EXERCISE DESCRIPTION> Examine the records and identify each line that includes the string "أستاذ". Copy those lines.
-- START OF EXERCISE DATA --
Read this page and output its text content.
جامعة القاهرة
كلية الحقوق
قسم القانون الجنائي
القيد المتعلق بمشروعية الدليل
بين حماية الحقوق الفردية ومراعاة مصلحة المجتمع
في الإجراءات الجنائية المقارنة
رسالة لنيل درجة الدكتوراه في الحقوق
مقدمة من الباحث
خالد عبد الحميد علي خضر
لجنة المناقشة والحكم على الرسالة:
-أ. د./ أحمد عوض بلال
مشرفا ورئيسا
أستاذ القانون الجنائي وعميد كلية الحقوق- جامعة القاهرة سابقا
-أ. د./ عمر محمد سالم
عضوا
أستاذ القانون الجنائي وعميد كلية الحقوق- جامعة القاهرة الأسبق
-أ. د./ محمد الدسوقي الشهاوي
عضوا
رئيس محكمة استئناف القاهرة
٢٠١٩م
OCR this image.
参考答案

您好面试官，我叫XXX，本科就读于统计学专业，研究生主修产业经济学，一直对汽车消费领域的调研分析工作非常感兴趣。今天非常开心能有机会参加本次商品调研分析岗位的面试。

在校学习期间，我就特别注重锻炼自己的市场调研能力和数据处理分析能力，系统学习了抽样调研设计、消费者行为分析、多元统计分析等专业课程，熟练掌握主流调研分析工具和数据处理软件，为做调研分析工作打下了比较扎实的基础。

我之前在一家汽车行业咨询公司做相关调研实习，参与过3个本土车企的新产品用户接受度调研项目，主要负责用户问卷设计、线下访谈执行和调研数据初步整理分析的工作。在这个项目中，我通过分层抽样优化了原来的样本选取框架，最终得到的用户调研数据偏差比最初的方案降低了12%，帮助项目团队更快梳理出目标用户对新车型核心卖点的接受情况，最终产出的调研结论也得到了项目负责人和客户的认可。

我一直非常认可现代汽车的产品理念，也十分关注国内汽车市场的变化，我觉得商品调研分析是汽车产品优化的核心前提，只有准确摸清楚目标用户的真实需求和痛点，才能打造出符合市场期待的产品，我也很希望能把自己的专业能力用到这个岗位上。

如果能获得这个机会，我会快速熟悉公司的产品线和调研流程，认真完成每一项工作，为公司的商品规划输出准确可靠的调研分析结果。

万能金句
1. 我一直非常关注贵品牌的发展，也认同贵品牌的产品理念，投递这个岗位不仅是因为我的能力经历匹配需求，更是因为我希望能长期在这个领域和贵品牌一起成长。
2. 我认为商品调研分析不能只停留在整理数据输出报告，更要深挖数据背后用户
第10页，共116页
-- END OF EXERCISE DATA --
-- START OF EXERCISE DATA --
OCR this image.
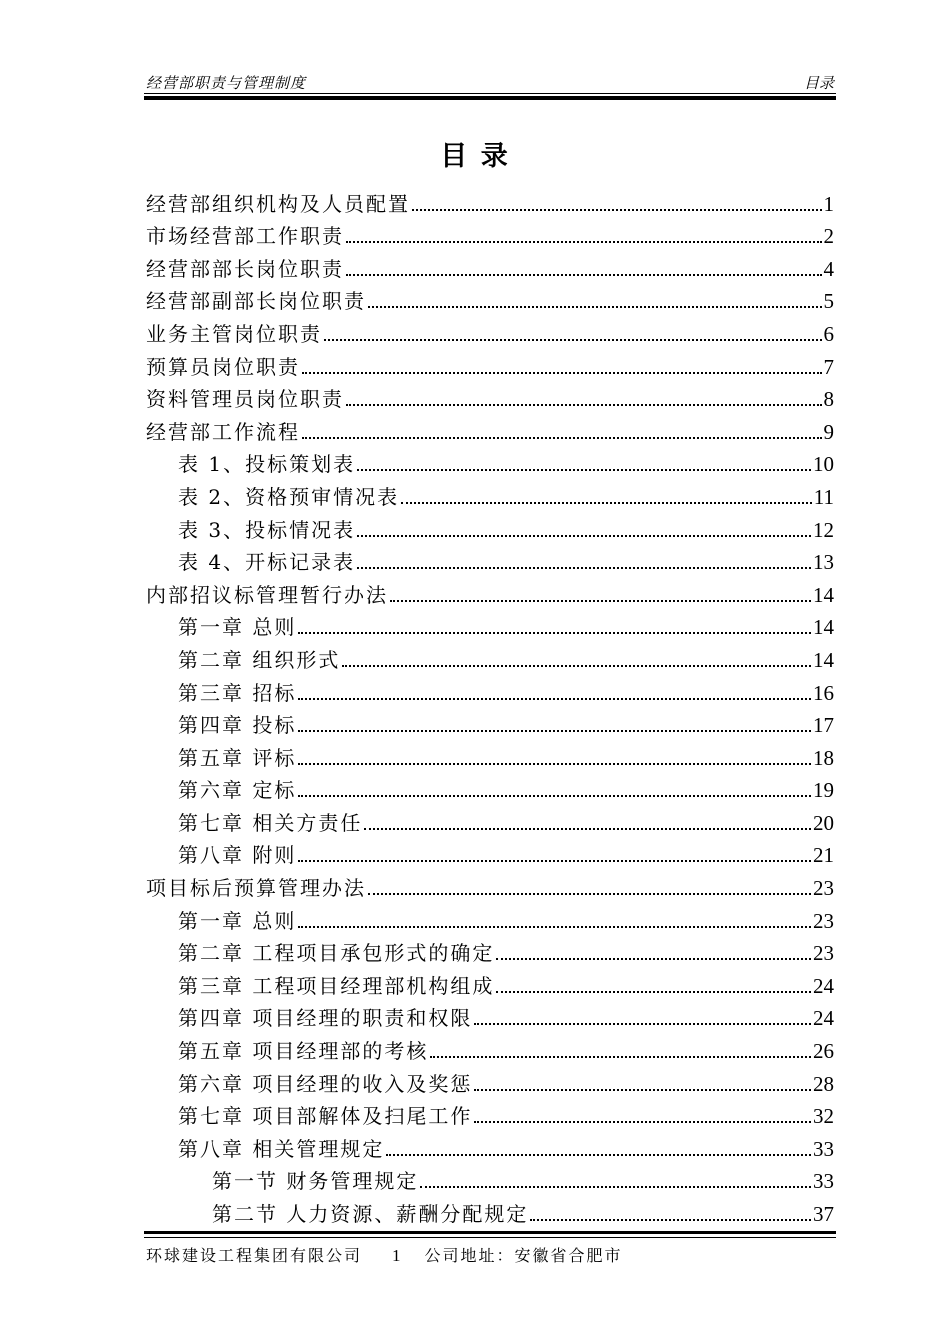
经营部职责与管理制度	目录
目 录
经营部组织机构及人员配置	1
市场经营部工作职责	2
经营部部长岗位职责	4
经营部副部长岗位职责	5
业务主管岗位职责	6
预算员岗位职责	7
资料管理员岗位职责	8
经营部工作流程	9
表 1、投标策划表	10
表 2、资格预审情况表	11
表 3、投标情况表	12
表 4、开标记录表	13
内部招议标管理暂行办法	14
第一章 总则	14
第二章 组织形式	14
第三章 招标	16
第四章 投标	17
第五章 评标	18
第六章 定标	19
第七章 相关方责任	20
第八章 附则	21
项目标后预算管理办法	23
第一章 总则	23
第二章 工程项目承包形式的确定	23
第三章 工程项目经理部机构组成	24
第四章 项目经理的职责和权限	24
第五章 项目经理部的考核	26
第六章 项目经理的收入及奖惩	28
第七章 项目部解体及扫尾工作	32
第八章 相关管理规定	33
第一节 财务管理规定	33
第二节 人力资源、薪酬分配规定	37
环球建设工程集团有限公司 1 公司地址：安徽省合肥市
-- END OF EXERCISE DATA --
EXERCISE RESPONSE>
أستاذ القانون الجنائي وعميد كلية الحقوق- جامعة القاهرة سابقا
أستاذ القانون الجنائي وعميد كلية الحقوق- جامعة القاهرة الأسبق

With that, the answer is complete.